begin DATA FOR PROCESSING
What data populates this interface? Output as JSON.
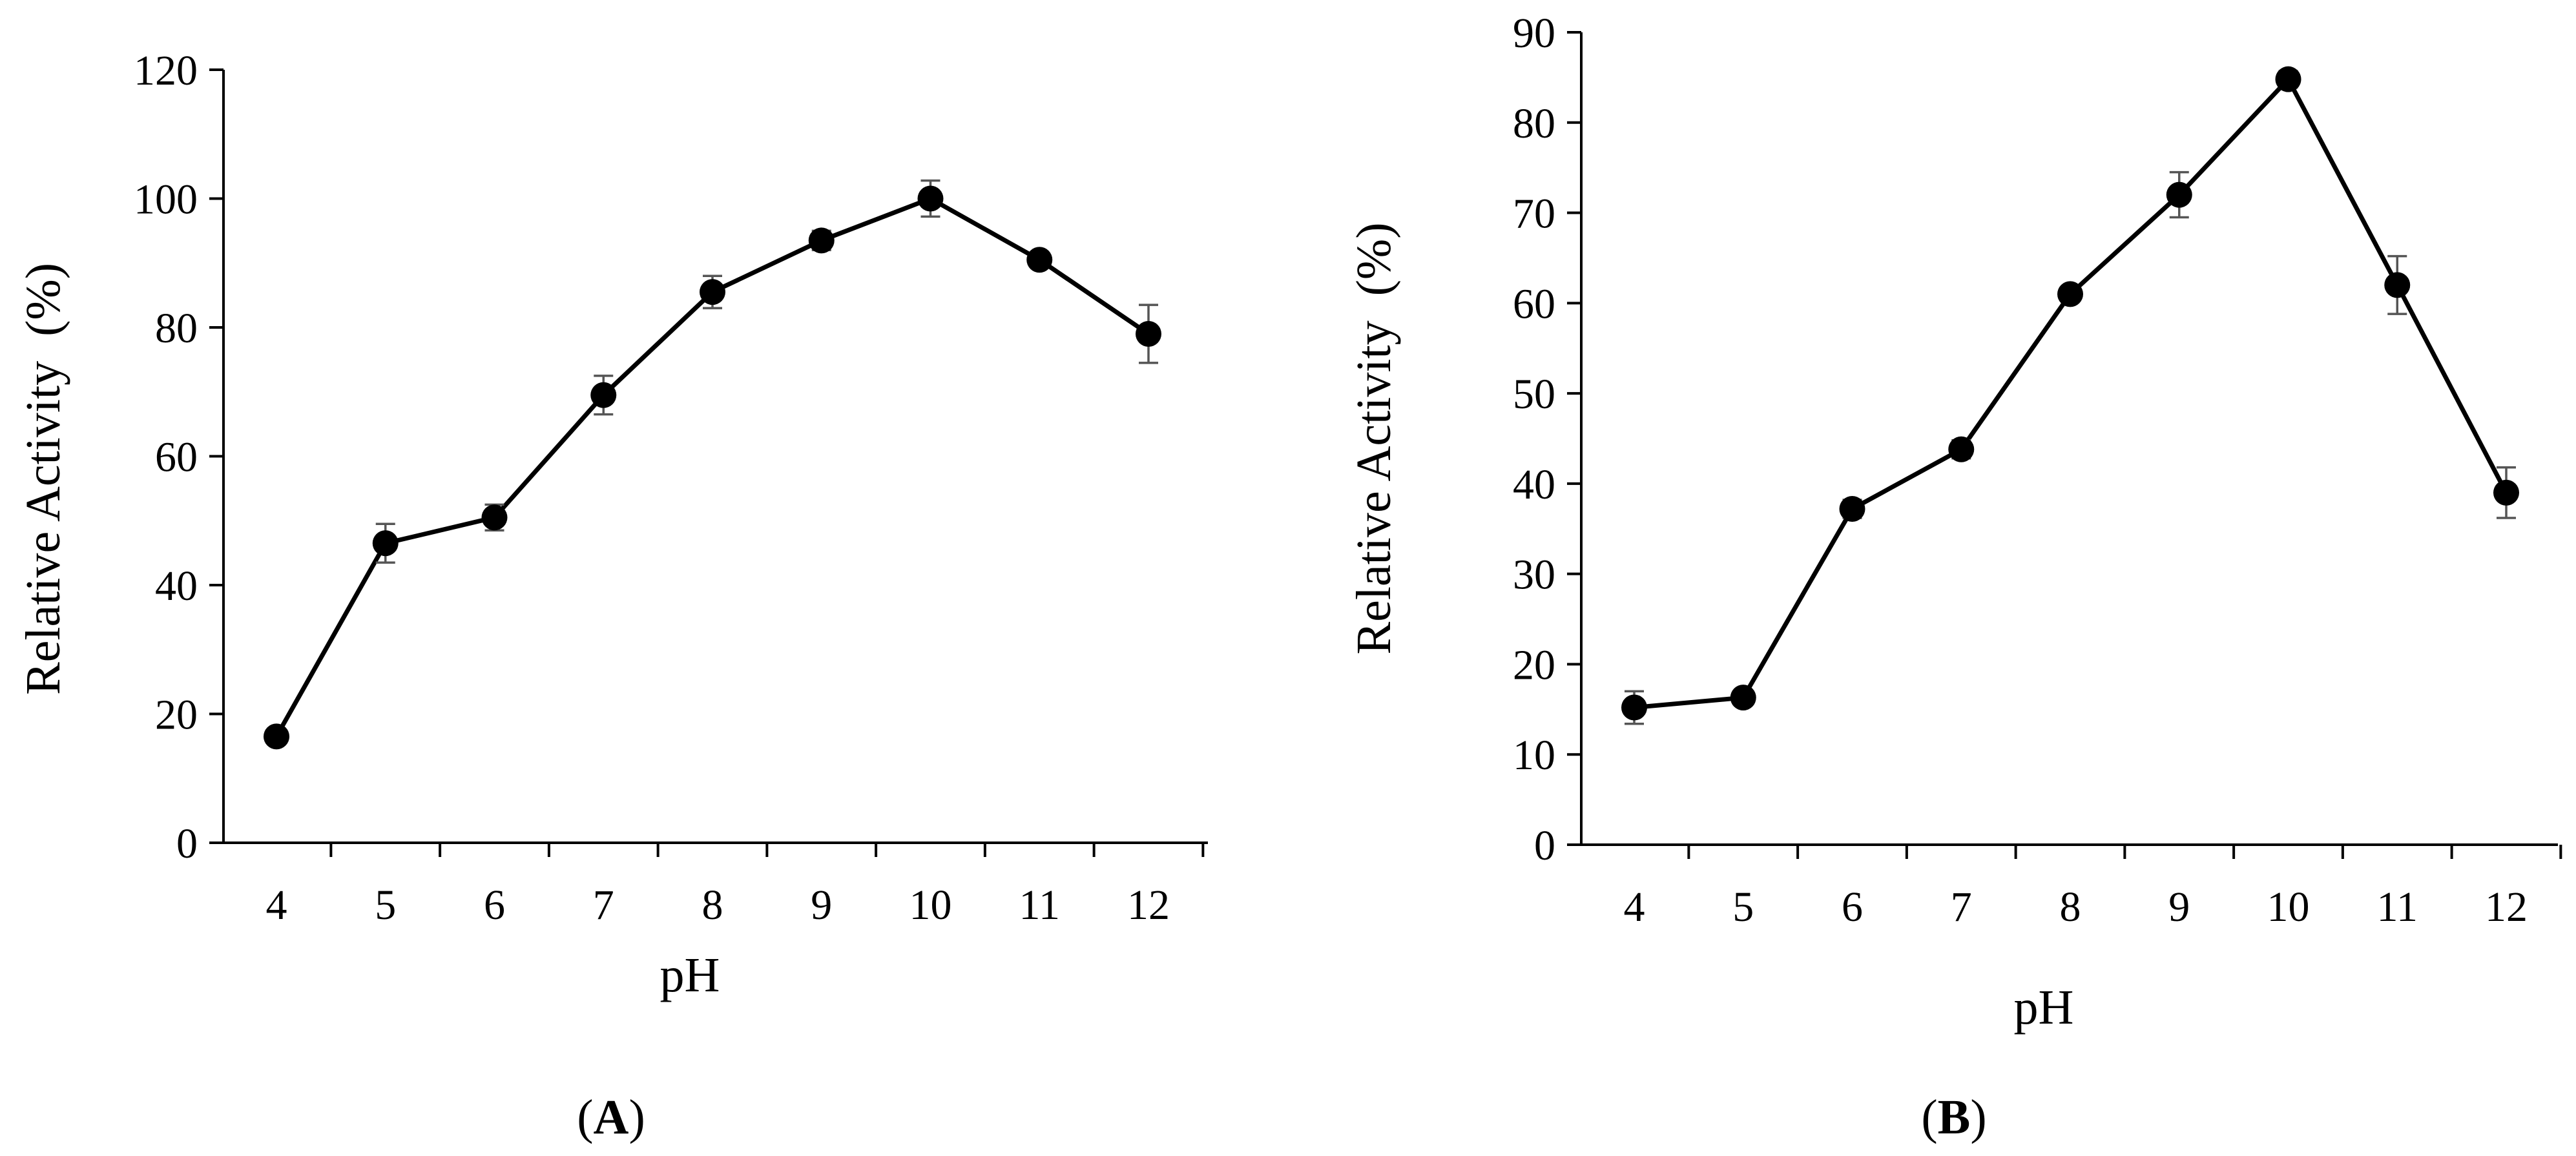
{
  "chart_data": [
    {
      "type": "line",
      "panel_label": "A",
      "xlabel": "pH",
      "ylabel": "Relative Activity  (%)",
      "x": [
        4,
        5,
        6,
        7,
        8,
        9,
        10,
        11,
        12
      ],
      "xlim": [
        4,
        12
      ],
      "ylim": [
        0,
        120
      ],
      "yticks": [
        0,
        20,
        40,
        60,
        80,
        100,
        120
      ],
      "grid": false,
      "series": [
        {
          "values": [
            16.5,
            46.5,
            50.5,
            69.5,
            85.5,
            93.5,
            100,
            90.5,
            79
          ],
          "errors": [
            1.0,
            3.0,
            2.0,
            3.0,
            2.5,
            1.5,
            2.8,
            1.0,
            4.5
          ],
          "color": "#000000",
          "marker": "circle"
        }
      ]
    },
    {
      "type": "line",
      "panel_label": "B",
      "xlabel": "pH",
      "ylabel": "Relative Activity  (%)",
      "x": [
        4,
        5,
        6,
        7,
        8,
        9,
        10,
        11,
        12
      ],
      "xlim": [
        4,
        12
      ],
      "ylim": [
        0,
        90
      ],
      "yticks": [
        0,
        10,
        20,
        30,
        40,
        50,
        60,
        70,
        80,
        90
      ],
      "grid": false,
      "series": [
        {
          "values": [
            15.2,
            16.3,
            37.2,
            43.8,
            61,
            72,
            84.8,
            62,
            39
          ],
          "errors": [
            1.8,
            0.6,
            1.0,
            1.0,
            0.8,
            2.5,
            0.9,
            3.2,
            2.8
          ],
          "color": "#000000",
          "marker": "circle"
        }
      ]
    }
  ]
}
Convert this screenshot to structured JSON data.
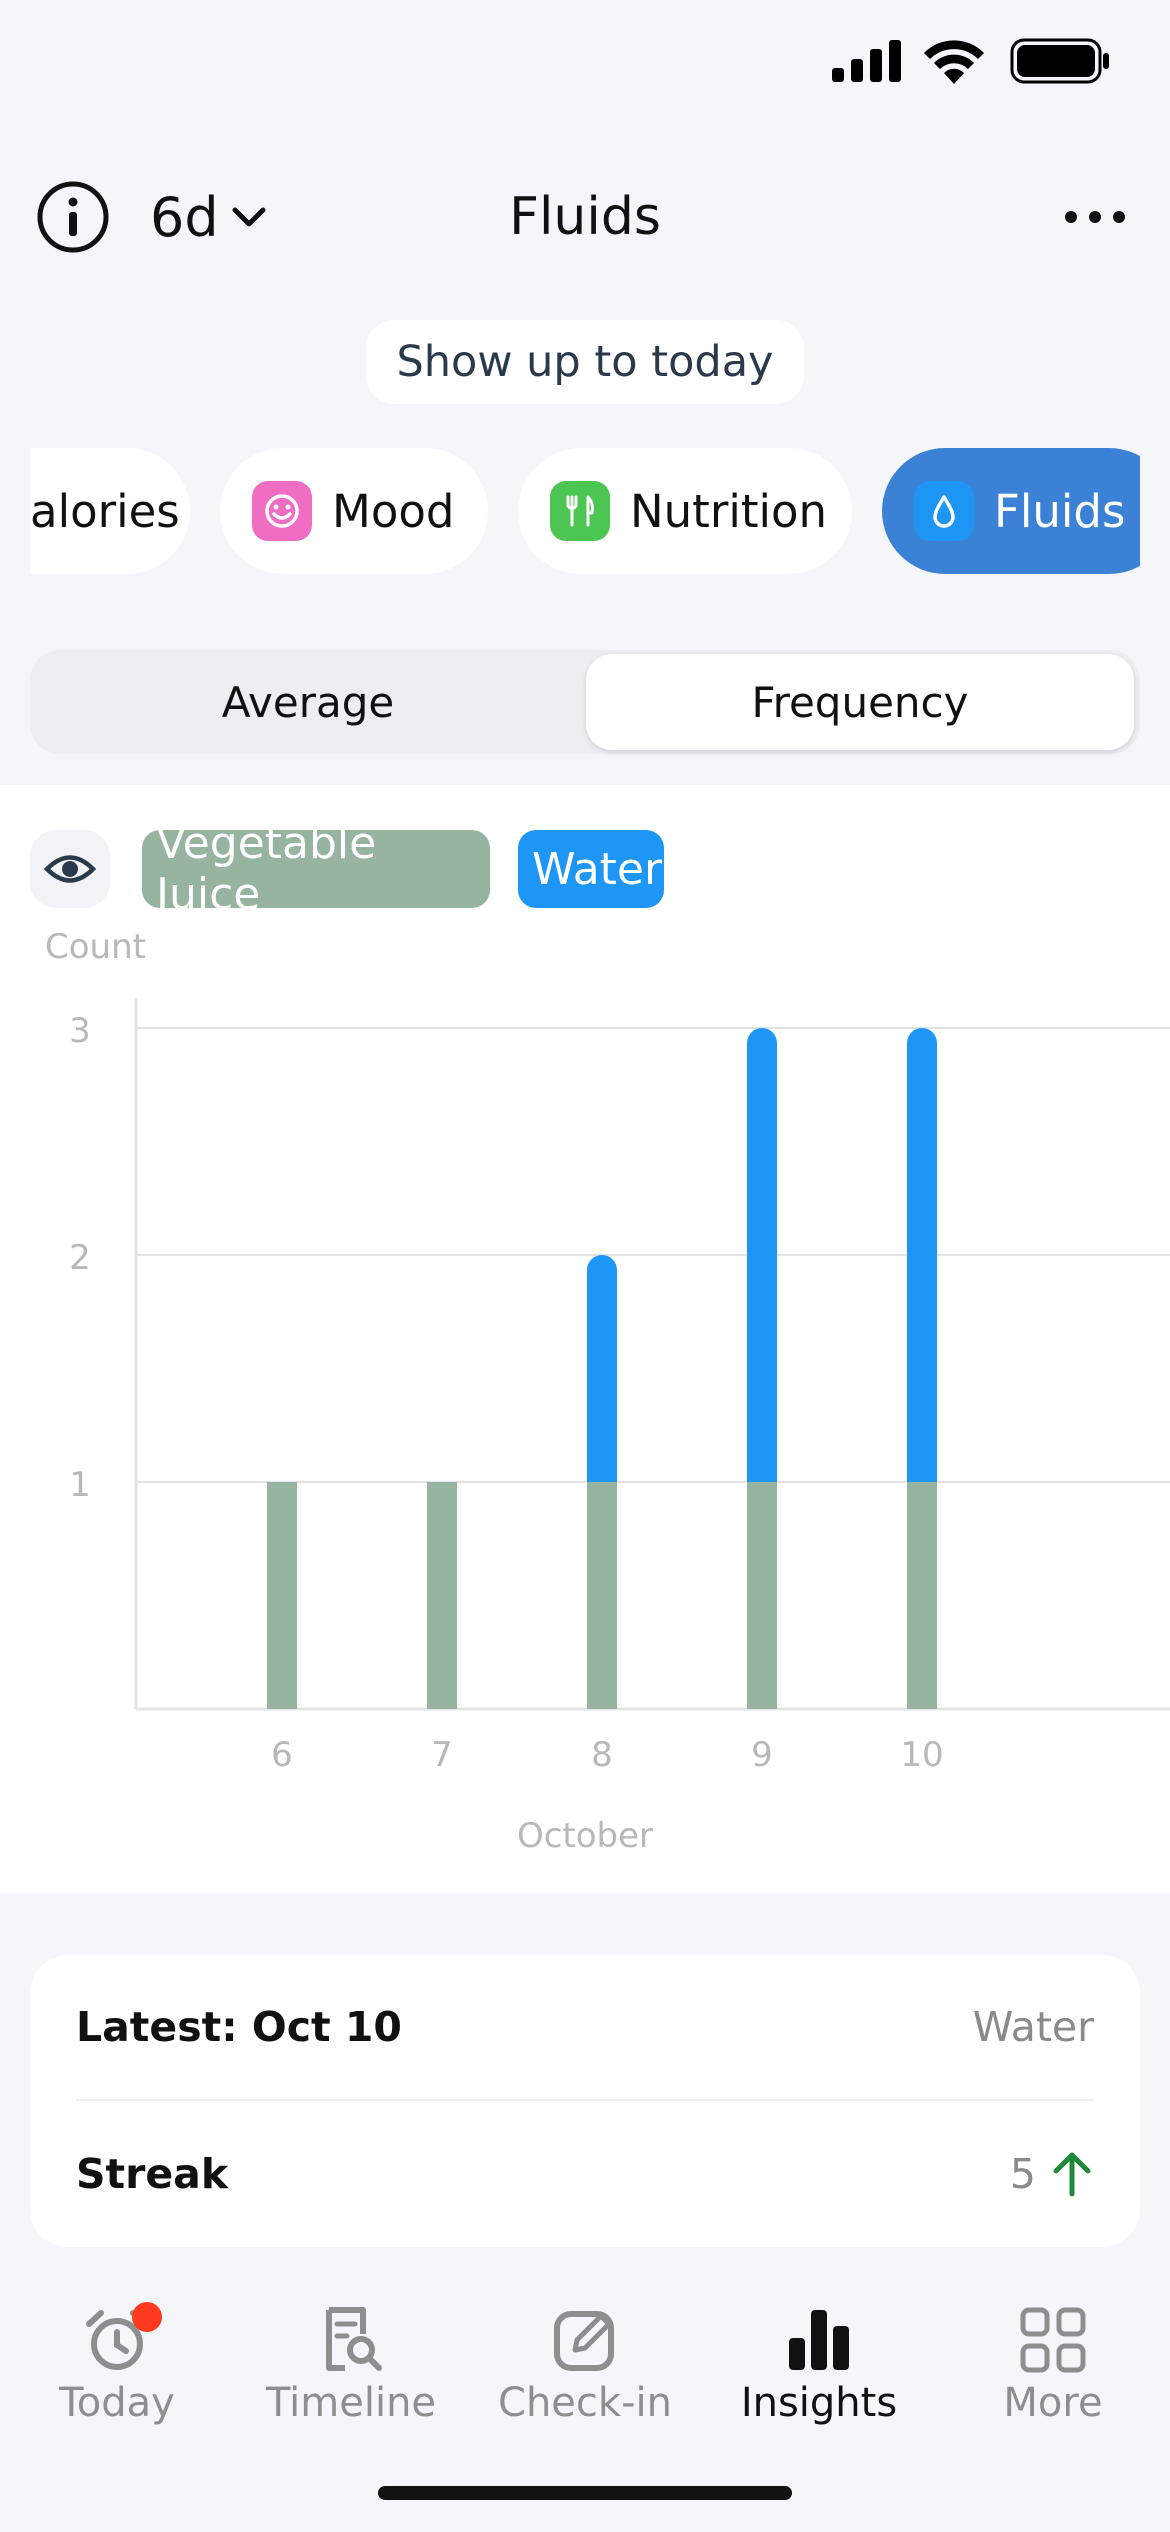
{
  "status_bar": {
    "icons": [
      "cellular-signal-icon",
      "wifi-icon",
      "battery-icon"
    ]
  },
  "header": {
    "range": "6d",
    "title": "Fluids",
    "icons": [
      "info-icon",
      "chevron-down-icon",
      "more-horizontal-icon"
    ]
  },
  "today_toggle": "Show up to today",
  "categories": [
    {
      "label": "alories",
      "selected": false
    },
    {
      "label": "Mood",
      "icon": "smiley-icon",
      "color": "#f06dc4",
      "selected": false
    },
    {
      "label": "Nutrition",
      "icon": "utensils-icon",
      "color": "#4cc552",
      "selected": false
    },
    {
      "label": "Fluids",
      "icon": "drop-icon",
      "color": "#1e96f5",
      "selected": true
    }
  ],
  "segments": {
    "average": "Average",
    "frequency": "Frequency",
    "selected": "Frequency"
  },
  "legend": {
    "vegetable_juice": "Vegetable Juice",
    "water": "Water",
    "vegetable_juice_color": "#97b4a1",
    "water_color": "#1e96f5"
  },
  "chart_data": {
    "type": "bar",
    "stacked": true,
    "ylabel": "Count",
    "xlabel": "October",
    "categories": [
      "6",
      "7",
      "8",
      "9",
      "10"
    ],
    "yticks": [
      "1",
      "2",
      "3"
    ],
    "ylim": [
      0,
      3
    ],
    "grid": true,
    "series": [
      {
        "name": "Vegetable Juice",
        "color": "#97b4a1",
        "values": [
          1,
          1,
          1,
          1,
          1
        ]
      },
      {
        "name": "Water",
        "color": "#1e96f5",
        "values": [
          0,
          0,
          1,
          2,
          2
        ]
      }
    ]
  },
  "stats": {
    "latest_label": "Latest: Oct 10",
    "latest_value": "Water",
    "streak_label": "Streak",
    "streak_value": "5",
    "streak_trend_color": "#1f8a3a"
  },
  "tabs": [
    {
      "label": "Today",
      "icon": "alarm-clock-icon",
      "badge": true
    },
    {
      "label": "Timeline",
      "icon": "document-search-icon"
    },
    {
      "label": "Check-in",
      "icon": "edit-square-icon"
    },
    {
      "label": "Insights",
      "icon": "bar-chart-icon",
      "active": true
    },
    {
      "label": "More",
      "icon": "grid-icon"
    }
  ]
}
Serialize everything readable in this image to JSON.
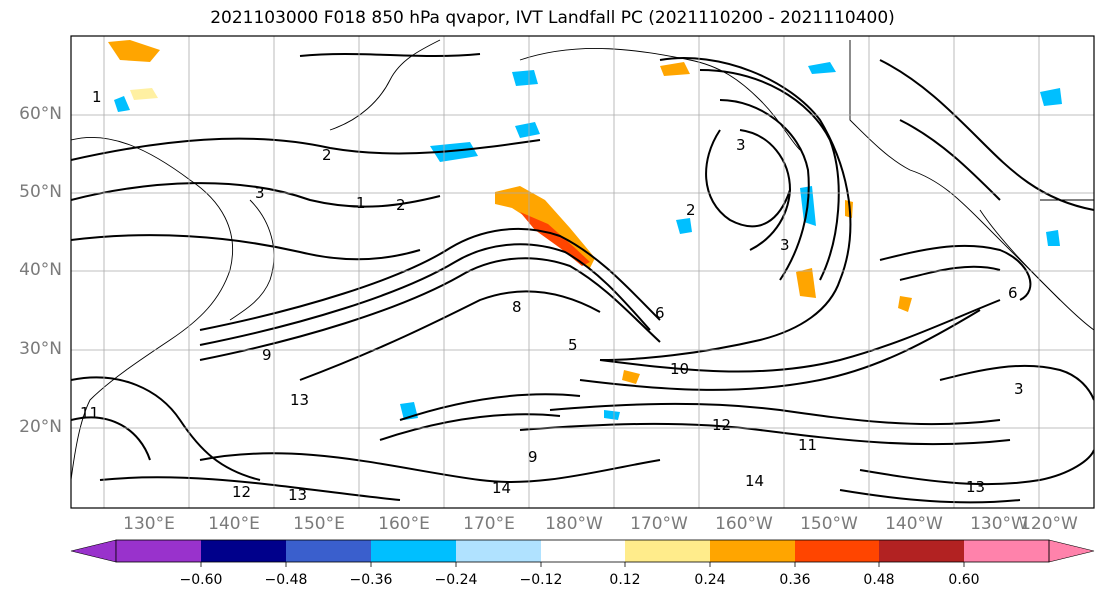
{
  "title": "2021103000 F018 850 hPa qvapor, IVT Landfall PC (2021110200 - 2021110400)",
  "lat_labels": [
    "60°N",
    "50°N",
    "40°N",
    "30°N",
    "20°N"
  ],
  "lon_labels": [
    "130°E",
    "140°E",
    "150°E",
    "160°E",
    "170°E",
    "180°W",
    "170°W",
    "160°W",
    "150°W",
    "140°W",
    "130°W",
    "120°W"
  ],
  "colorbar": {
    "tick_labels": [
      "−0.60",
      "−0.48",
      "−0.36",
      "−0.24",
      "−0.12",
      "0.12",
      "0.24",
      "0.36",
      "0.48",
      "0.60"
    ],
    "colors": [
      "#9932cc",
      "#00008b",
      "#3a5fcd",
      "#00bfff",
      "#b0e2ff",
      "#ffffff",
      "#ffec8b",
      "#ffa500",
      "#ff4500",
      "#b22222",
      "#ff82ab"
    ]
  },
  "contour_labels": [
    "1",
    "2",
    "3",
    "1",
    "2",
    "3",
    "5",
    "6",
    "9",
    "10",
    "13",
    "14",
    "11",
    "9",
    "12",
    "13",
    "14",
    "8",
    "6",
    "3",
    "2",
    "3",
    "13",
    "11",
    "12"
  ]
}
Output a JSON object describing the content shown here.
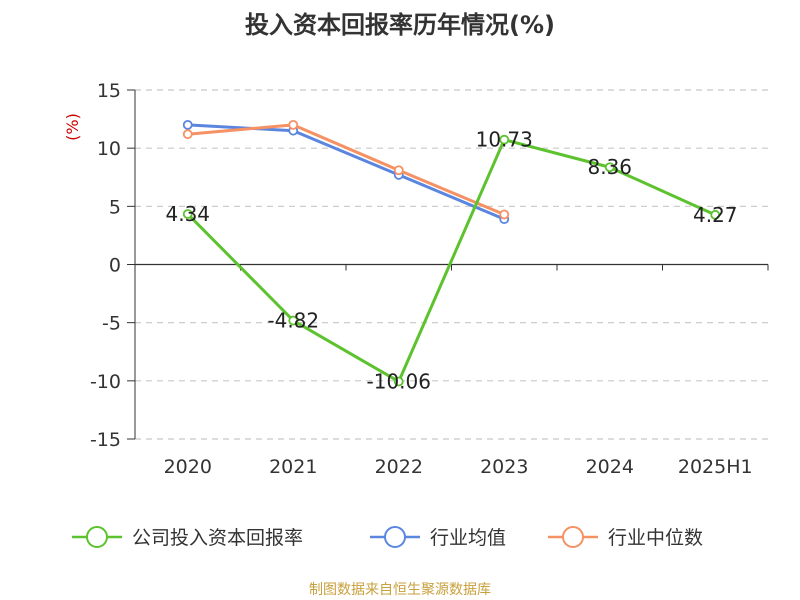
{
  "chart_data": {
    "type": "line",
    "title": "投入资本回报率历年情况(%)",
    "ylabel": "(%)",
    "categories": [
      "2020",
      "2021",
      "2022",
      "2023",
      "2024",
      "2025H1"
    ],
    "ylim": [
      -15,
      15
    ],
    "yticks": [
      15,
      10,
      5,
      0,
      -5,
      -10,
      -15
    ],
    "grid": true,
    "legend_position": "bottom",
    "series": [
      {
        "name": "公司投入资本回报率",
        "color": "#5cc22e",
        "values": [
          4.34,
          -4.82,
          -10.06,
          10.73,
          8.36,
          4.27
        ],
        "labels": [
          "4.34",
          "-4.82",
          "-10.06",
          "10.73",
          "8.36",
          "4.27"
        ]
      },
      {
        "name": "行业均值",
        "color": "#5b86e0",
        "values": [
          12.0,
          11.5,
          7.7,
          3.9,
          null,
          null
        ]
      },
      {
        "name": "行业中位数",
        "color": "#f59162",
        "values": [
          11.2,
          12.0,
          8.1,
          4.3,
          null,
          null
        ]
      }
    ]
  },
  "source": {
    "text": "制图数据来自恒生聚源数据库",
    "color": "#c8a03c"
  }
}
end DATA FOR PROCESSING
AIM OF THE EXERCISE |
Among the entries, how many lines include the word "Frequency"? Answer with a single number and nothing further.

RESULT |
2